■ **What is needed**: Below are the records; pull every line that includes "this".

--- Start Available records ---

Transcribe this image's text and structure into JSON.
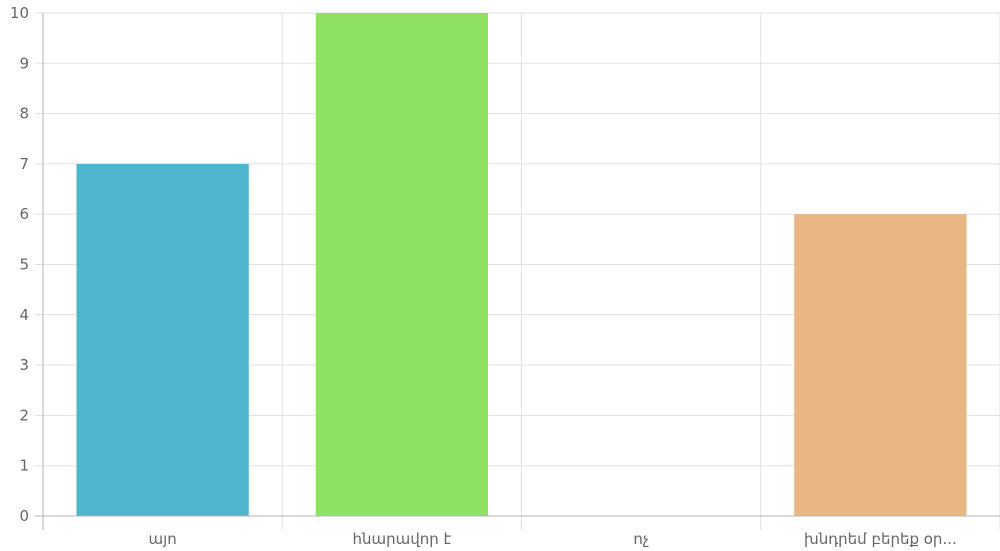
{
  "chart_data": {
    "type": "bar",
    "categories": [
      "այո",
      "հնարավոր է",
      "ոչ",
      "խնդրեմ բերեք օր..."
    ],
    "values": [
      7,
      10,
      0,
      6
    ],
    "bar_colors": [
      "#4db6cc",
      "#8fe163",
      "#d9d9d9",
      "#e9b583"
    ],
    "ylim": [
      0,
      10
    ],
    "y_ticks": [
      "0",
      "1",
      "2",
      "3",
      "4",
      "5",
      "6",
      "7",
      "8",
      "9",
      "10"
    ],
    "grid": true,
    "legend": "none"
  }
}
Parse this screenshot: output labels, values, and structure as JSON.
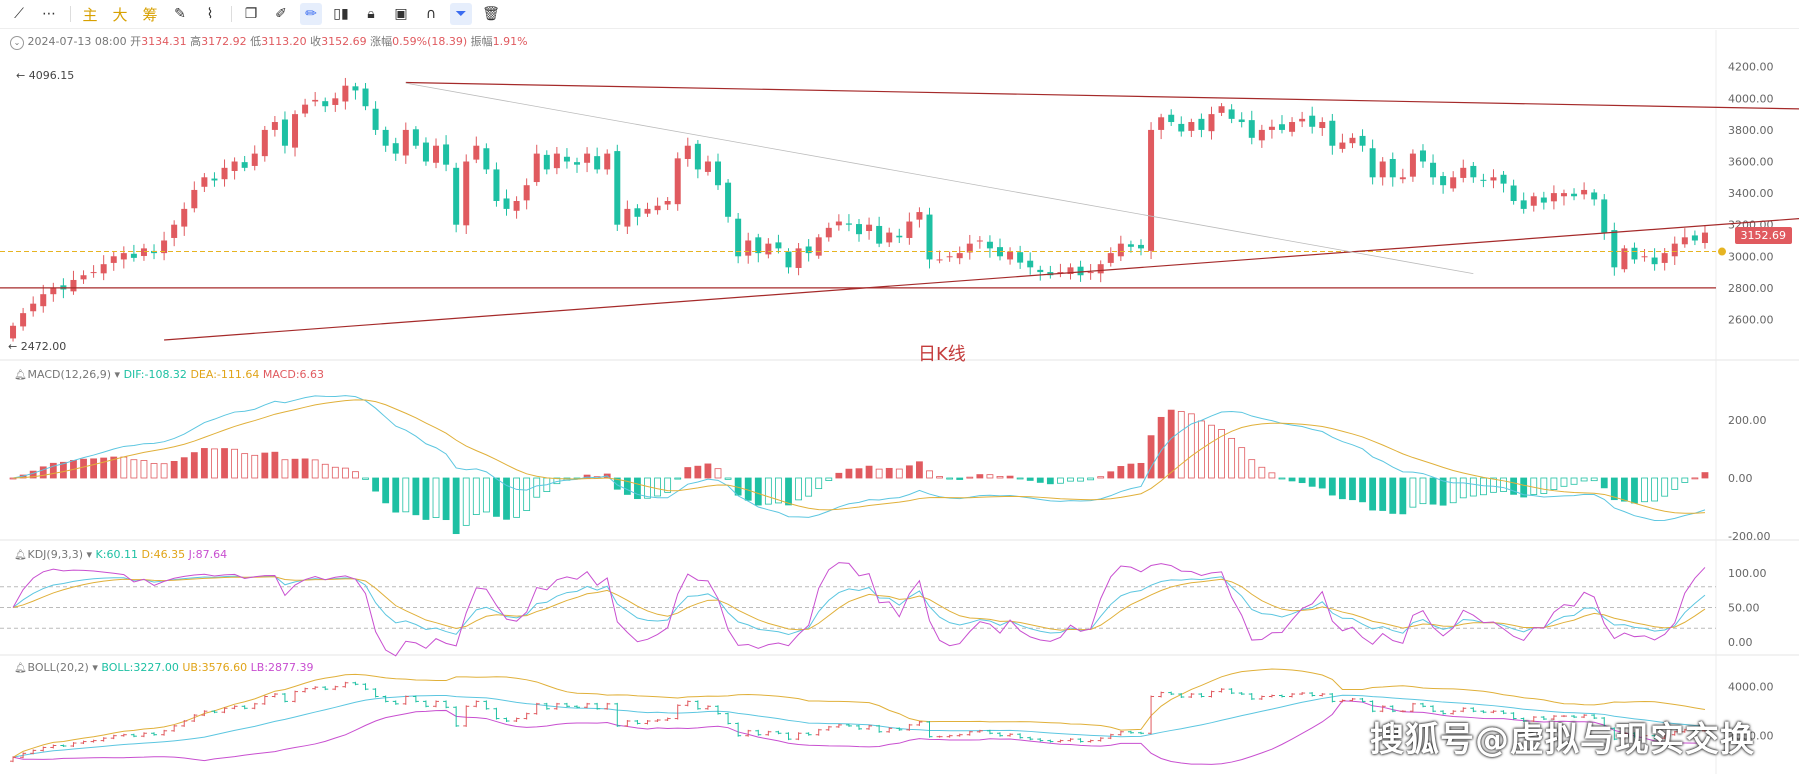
{
  "toolbar": {
    "main_label": "主",
    "large_label": "大",
    "chip_label": "筹"
  },
  "ohlc_bar": {
    "date": "2024-07-13 08:00",
    "open_label": "开",
    "open": "3134.31",
    "high_label": "高",
    "high": "3172.92",
    "low_label": "低",
    "low": "3113.20",
    "close_label": "收",
    "close": "3152.69",
    "change_label": "涨幅",
    "change": "0.59%(18.39)",
    "amp_label": "振幅",
    "amp": "1.91%"
  },
  "price_annotations": {
    "high_mark": "← 4096.15",
    "low_mark": "← 2472.00",
    "current_price": "3152.69",
    "chart_label": "日K线"
  },
  "macd_legend": {
    "name": "MACD(12,26,9)",
    "dif": "DIF:-108.32",
    "dea": "DEA:-111.64",
    "macd": "MACD:6.63"
  },
  "kdj_legend": {
    "name": "KDJ(9,3,3)",
    "k": "K:60.11",
    "d": "D:46.35",
    "j": "J:87.64"
  },
  "boll_legend": {
    "name": "BOLL(20,2)",
    "boll": "BOLL:3227.00",
    "ub": "UB:3576.60",
    "lb": "LB:2877.39"
  },
  "watermark": "搜狐号@虚拟与现实交换",
  "colors": {
    "up": "#e05a5f",
    "down": "#1ec0a3",
    "trendline": "#a52a2a",
    "dif": "#5cc6e0",
    "dea": "#e0b03a",
    "j": "#c84fd0"
  },
  "chart_data": {
    "type": "candlestick",
    "price_axis": {
      "ticks": [
        2600,
        2800,
        3000,
        3200,
        3400,
        3600,
        3800,
        4000,
        4200
      ],
      "range": [
        2470,
        4230
      ]
    },
    "current_price": 3152.69,
    "high": 4096.15,
    "low": 2472.0,
    "support_level": 2800,
    "trendlines": [
      {
        "kind": "upper",
        "from_index": 39,
        "to_index": 184,
        "from_price": 4100,
        "to_price": 3925
      },
      {
        "kind": "lower",
        "from_index": 15,
        "to_index": 184,
        "from_price": 2470,
        "to_price": 3270
      },
      {
        "kind": "thin",
        "from_index": 39,
        "to_index": 145,
        "from_price": 4096,
        "to_price": 2890
      }
    ],
    "closes": [
      2560,
      2640,
      2700,
      2760,
      2800,
      2790,
      2850,
      2880,
      2900,
      2950,
      3000,
      3020,
      2990,
      3050,
      3020,
      3100,
      3200,
      3300,
      3420,
      3500,
      3480,
      3560,
      3600,
      3560,
      3650,
      3800,
      3850,
      3700,
      3900,
      3960,
      3990,
      3950,
      4000,
      4080,
      4050,
      3950,
      3800,
      3700,
      3650,
      3800,
      3700,
      3600,
      3700,
      3580,
      3200,
      3600,
      3700,
      3550,
      3350,
      3300,
      3350,
      3450,
      3650,
      3550,
      3650,
      3600,
      3580,
      3650,
      3550,
      3650,
      3200,
      3300,
      3250,
      3300,
      3320,
      3350,
      3620,
      3700,
      3550,
      3600,
      3450,
      3250,
      3000,
      3100,
      3020,
      3080,
      3050,
      2930,
      3050,
      3020,
      3120,
      3180,
      3220,
      3200,
      3140,
      3200,
      3080,
      3150,
      3120,
      3220,
      3280,
      2980,
      2980,
      3000,
      3020,
      3080,
      3100,
      3050,
      3000,
      3030,
      2960,
      2930,
      2900,
      2880,
      2900,
      2930,
      2880,
      2900,
      2950,
      3020,
      3080,
      3060,
      3050,
      3800,
      3880,
      3850,
      3790,
      3850,
      3800,
      3900,
      3950,
      3870,
      3850,
      3750,
      3800,
      3820,
      3800,
      3850,
      3870,
      3820,
      3850,
      3700,
      3720,
      3750,
      3700,
      3500,
      3600,
      3500,
      3500,
      3650,
      3600,
      3500,
      3450,
      3500,
      3560,
      3500,
      3480,
      3500,
      3460,
      3350,
      3300,
      3380,
      3340,
      3400,
      3400,
      3380,
      3420,
      3360,
      3150,
      2930,
      3050,
      2980,
      3000,
      2950,
      3020,
      3080,
      3120,
      3100,
      3150
    ],
    "macd_axis": {
      "ticks": [
        -200,
        0,
        200
      ]
    },
    "kdj_axis": {
      "ticks": [
        0,
        50,
        100
      ],
      "dashed": [
        20,
        50,
        80
      ]
    },
    "boll_axis": {
      "ticks": [
        3000,
        4000
      ]
    }
  }
}
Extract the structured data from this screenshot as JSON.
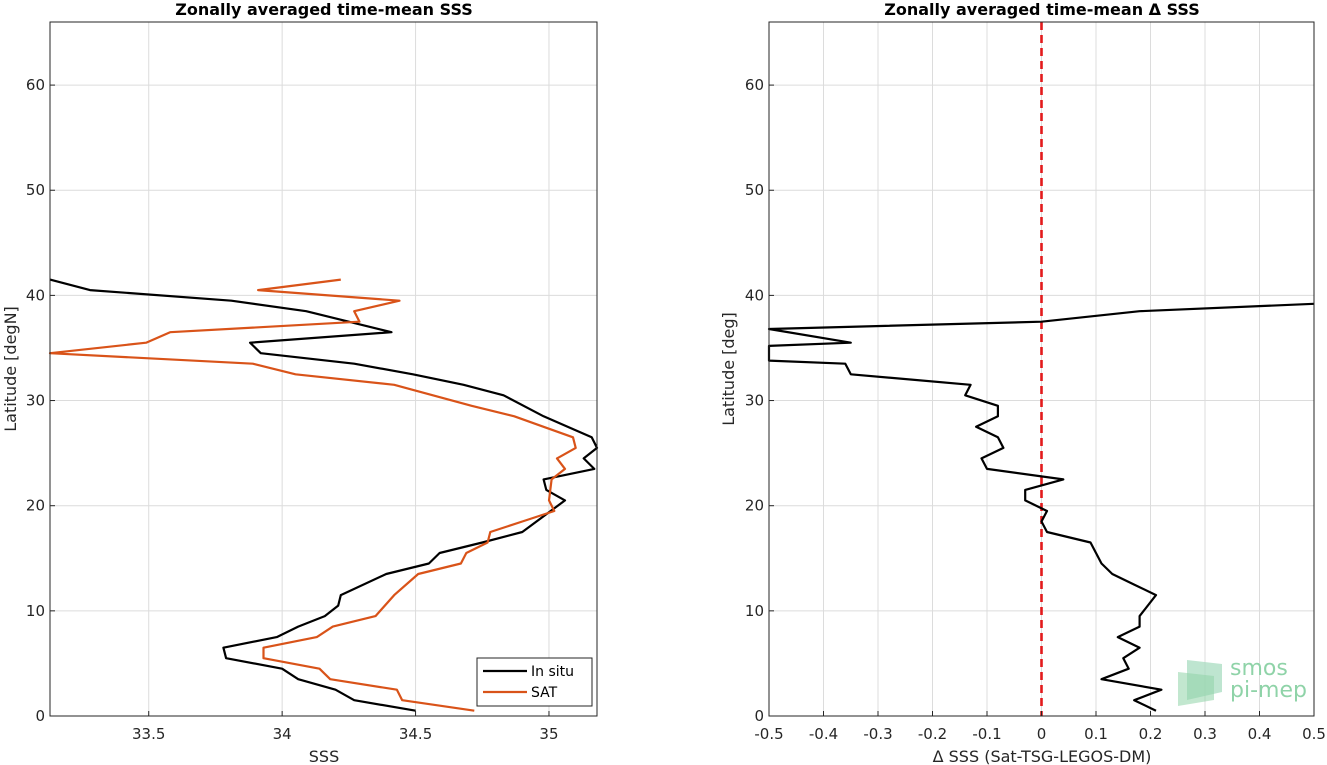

--- End Available records ---

■ **Completed exercise**:
Transcribe this image's text and structure into JSON.
Parse this screenshot: output labels, values, and structure as JSON.
Extract the structured data from this screenshot as JSON.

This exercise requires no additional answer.